Search the listing below for the string "merokok" and copy every line where it occurs.
========
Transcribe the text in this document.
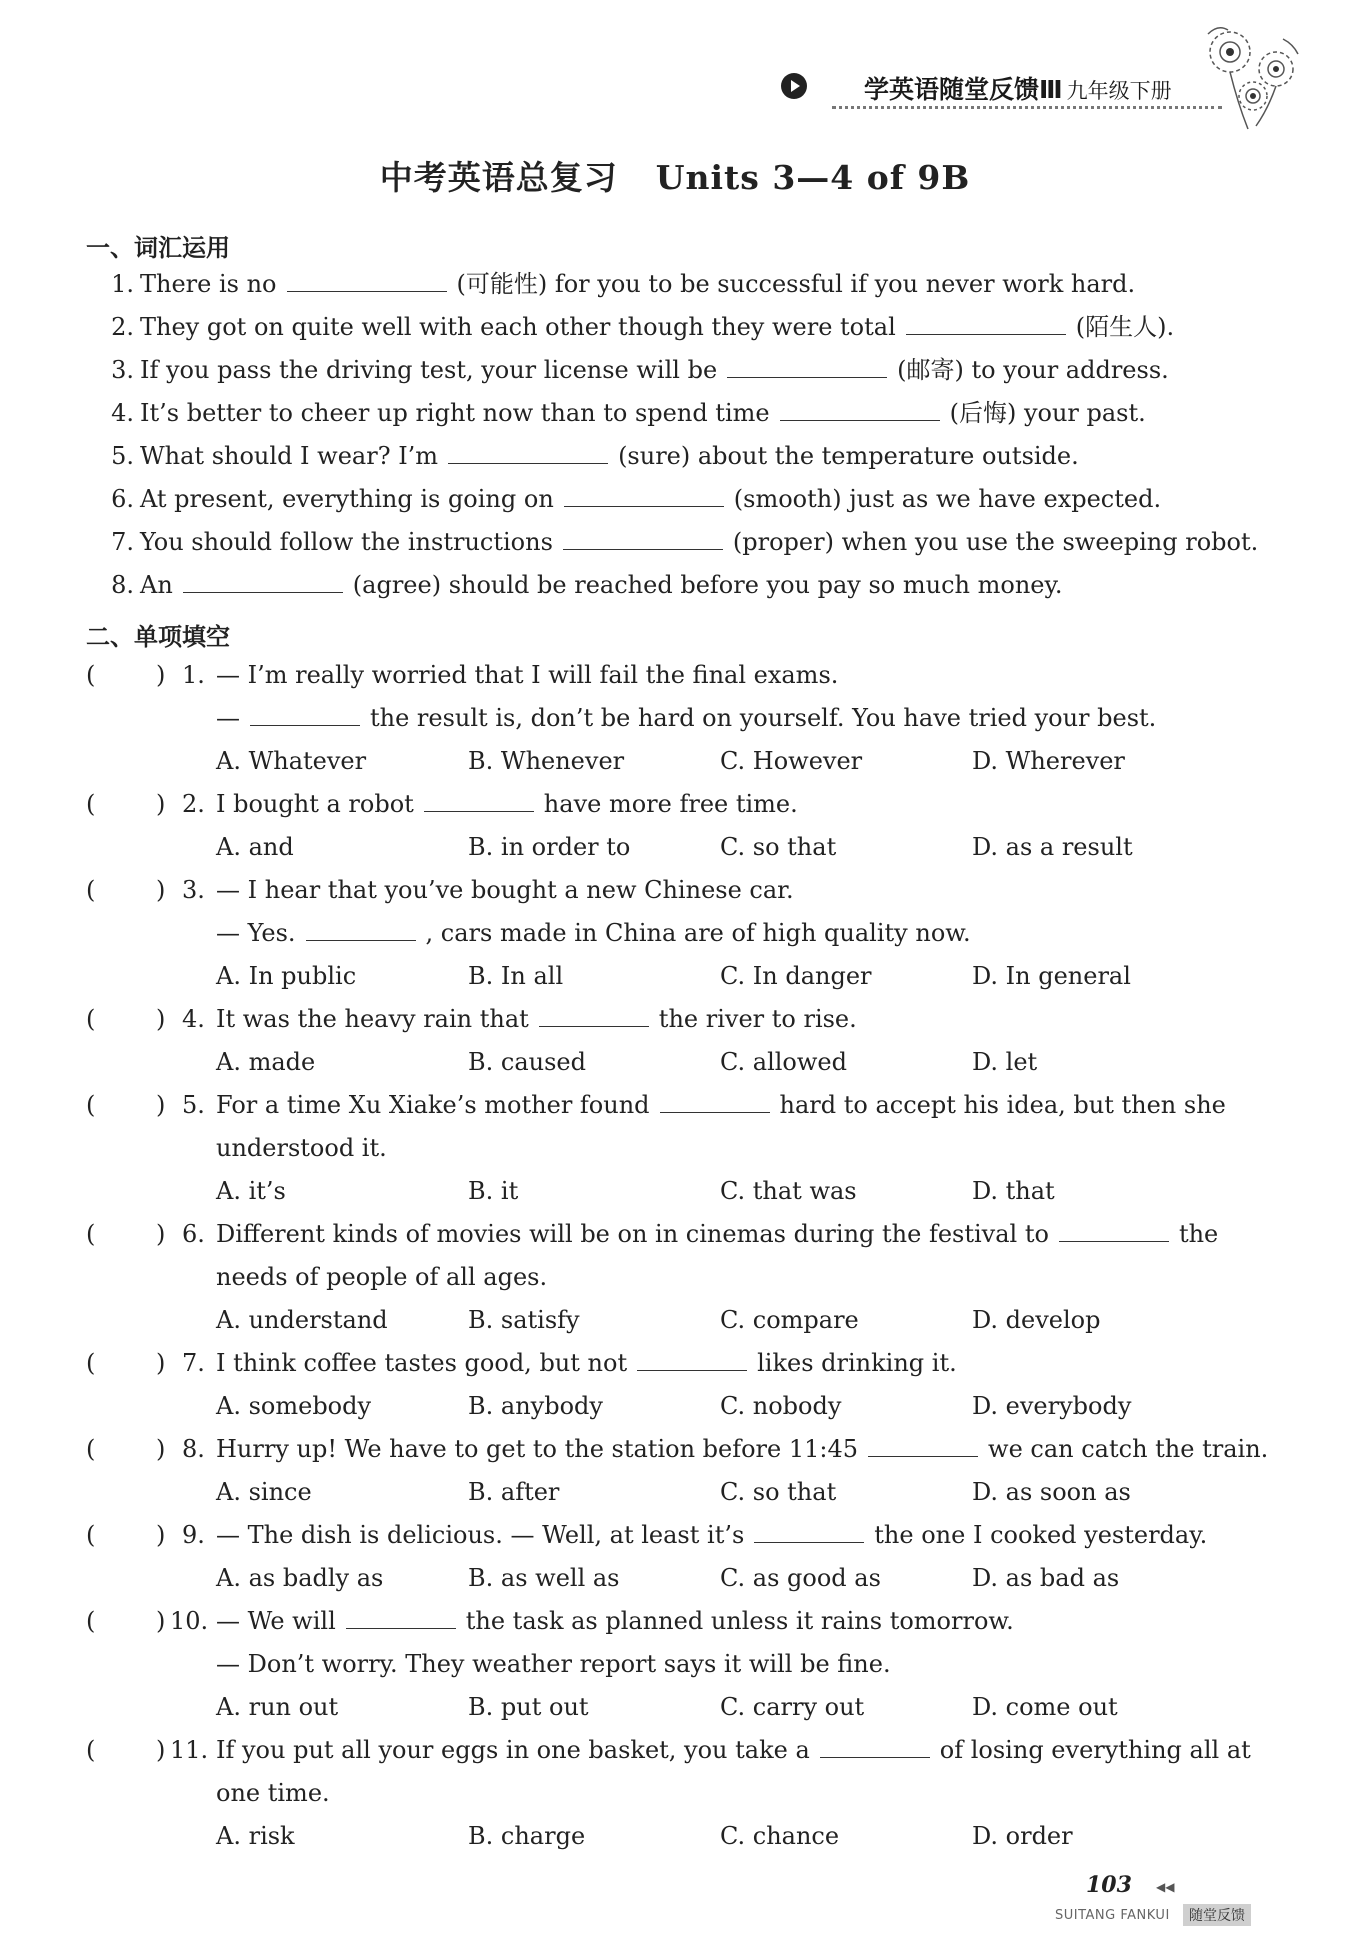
学英语随堂反馈Ⅲ 九年级下册
中考英语总复习 Units 3—4 of 9B
一、词汇运用
1. There is no	(可能性) for you to be successful if you never work hard.
2. They got on quite well with each other though they were total	(陌生人).
3. If you pass the driving test, your license will be	(邮寄) to your address.
4. It’s better to cheer up right now than to spend time	(后悔) your past.
5. What should I wear? I’m	(sure) about the temperature outside.
6. At present, everything is going on	(smooth) just as we have expected.
7. You should follow the instructions	(proper) when you use the sweeping robot.
8. An	(agree) should be reached before you pay so much money.
二、单项填空
(	) 1. — I’m really worried that I will fail the final exams.
—	the result is, don’t be hard on yourself. You have tried your best.
A. Whatever	B. Whenever	C. However	D. Wherever
(	) 2. I bought a robot	have more free time.
A. and	B. in order to	C. so that	D. as a result
(	) 3. — I hear that you’ve bought a new Chinese car.
— Yes.	, cars made in China are of high quality now.
A. In public	B. In all	C. In danger	D. In general
(	) 4. It was the heavy rain that	the river to rise.
A. made	B. caused	C. allowed	D. let
(	) 5. For a time Xu Xiake’s mother found	hard to accept his idea, but then she
understood it.
A. it’s	B. it	C. that was	D. that
(	) 6. Different kinds of movies will be on in cinemas during the festival to	the
needs of people of all ages.
A. understand	B. satisfy	C. compare	D. develop
(	) 7. I think coffee tastes good, but not	likes drinking it.
A. somebody	B. anybody	C. nobody	D. everybody
(	) 8. Hurry up! We have to get to the station before 11:45	we can catch the train.
A. since	B. after	C. so that	D. as soon as
(	) 9. — The dish is delicious. — Well, at least it’s	the one I cooked yesterday.
A. as badly as	B. as well as	C. as good as	D. as bad as
(	) 10. — We will	the task as planned unless it rains tomorrow.
— Don’t worry. They weather report says it will be fine.
A. run out	B. put out	C. carry out	D. come out
(	) 11. If you put all your eggs in one basket, you take a	of losing everything all at
one time.
A. risk	B. charge	C. chance	D. order
103 ◀◀
SUITANG FANKUI	随堂反馈
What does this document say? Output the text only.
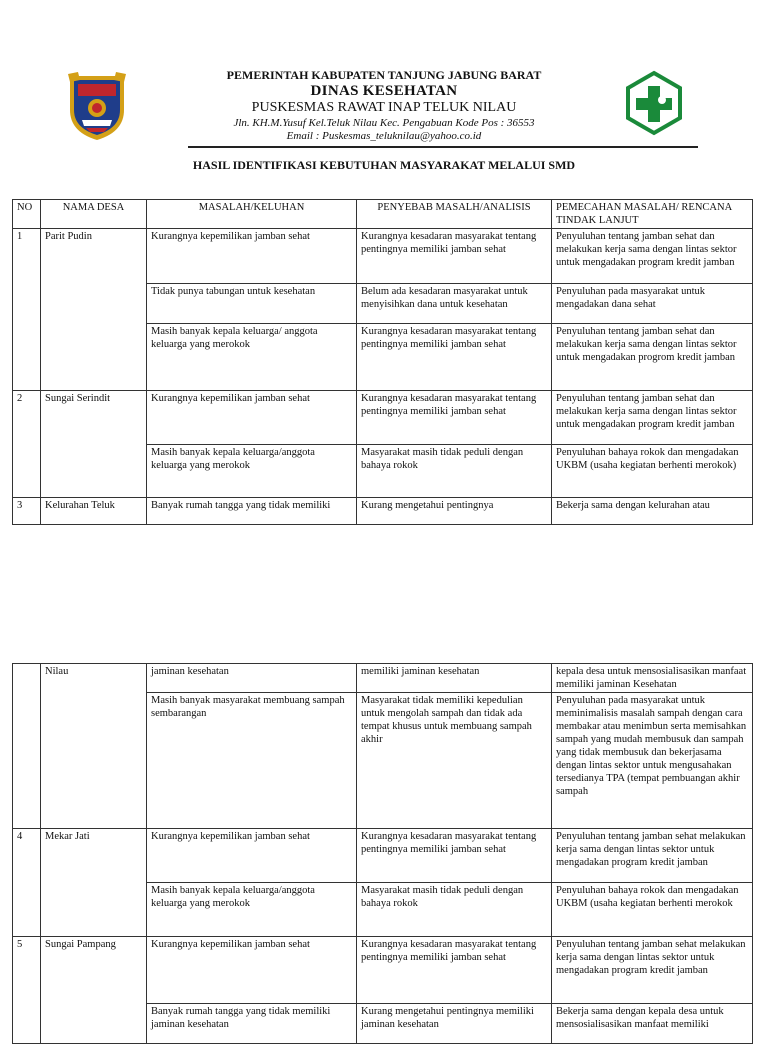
PEMERINTAH KABUPATEN TANJUNG JABUNG BARAT
DINAS KESEHATAN
PUSKESMAS RAWAT INAP TELUK NILAU
Jln. KH.M.Yusuf Kel.Teluk Nilau Kec. Pengabuan Kode Pos : 36553
Email : Puskesmas_teluknilau@yahoo.co.id
HASIL IDENTIFIKASI KEBUTUHAN MASYARAKAT MELALUI SMD
NO	NAMA DESA	MASALAH/KELUHAN	PENYEBAB MASALH/ANALISIS	PEMECAHAN MASALAH/ RENCANA TINDAK LANJUT
1	Parit Pudin	Kurangnya kepemilikan jamban sehat	Kurangnya kesadaran masyarakat tentang pentingnya memiliki jamban sehat	Penyuluhan tentang jamban sehat dan melakukan kerja sama dengan lintas sektor untuk mengadakan program kredit jamban
		Tidak punya tabungan untuk kesehatan	Belum ada kesadaran masyarakat untuk menyisihkan dana untuk kesehatan	Penyuluhan pada masyarakat untuk mengadakan dana sehat
		Masih banyak kepala keluarga/ anggota keluarga yang merokok	Kurangnya kesadaran masyarakat tentang pentingnya memiliki jamban sehat	Penyuluhan tentang jamban sehat dan melakukan kerja sama dengan lintas sektor untuk mengadakan progrom kredit jamban
2	Sungai Serindit	Kurangnya kepemilikan jamban sehat	Kurangnya kesadaran masyarakat tentang pentingnya memiliki jamban sehat	Penyuluhan tentang jamban sehat dan melakukan kerja sama dengan lintas sektor untuk mengadakan program kredit jamban
		Masih banyak kepala keluarga/anggota keluarga yang merokok	Masyarakat masih tidak peduli dengan bahaya rokok	Penyuluhan bahaya rokok dan mengadakan UKBM (usaha kegiatan berhenti merokok)
3	Kelurahan Teluk	Banyak rumah tangga yang tidak memiliki	Kurang mengetahui pentingnya	Bekerja sama dengan kelurahan atau
	Nilau	jaminan kesehatan	memiliki jaminan kesehatan	kepala desa untuk mensosialisasikan manfaat memiliki jaminan Kesehatan
		Masih banyak masyarakat membuang sampah sembarangan	Masyarakat tidak memiliki kepedulian untuk mengolah sampah dan tidak ada tempat khusus untuk membuang sampah akhir	Penyuluhan pada masyarakat untuk meminimalisis masalah sampah dengan cara membakar atau menimbun serta memisahkan sampah yang mudah membusuk dan sampah yang tidak membusuk dan bekerjasama dengan lintas sektor untuk mengusahakan tersedianya TPA (tempat pembuangan akhir sampah
4	Mekar Jati	Kurangnya kepemilikan jamban sehat	Kurangnya kesadaran masyarakat tentang pentingnya memiliki jamban sehat	Penyuluhan tentang jamban sehat melakukan kerja sama dengan lintas sektor untuk mengadakan program kredit jamban
		Masih banyak kepala keluarga/anggota keluarga yang merokok	Masyarakat masih tidak peduli dengan bahaya rokok	Penyuluhan bahaya rokok dan mengadakan UKBM (usaha kegiatan berhenti merokok
5	Sungai Pampang	Kurangnya kepemilikan jamban sehat	Kurangnya kesadaran masyarakat tentang pentingnya memiliki jamban sehat	Penyuluhan tentang jamban sehat melakukan kerja sama dengan lintas sektor untuk mengadakan program kredit jamban
		Banyak rumah tangga yang tidak memiliki jaminan kesehatan	Kurang mengetahui pentingnya memiliki jaminan kesehatan	Bekerja sama dengan kepala desa untuk mensosialisasikan manfaat memiliki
========
Result of the exercise.
		Masih banyak kepala keluarga/ anggota keluarga yang merokok	Kurangnya kesadaran masyarakat tentang pentingnya memiliki jamban sehat	Penyuluhan tentang jamban sehat dan melakukan kerja sama dengan lintas sektor untuk mengadakan progrom kredit jamban
		Masih banyak kepala keluarga/anggota keluarga yang merokok	Masyarakat masih tidak peduli dengan bahaya rokok	Penyuluhan bahaya rokok dan mengadakan UKBM (usaha kegiatan berhenti merokok)
		Masih banyak kepala keluarga/anggota keluarga yang merokok	Masyarakat masih tidak peduli dengan bahaya rokok	Penyuluhan bahaya rokok dan mengadakan UKBM (usaha kegiatan berhenti merokok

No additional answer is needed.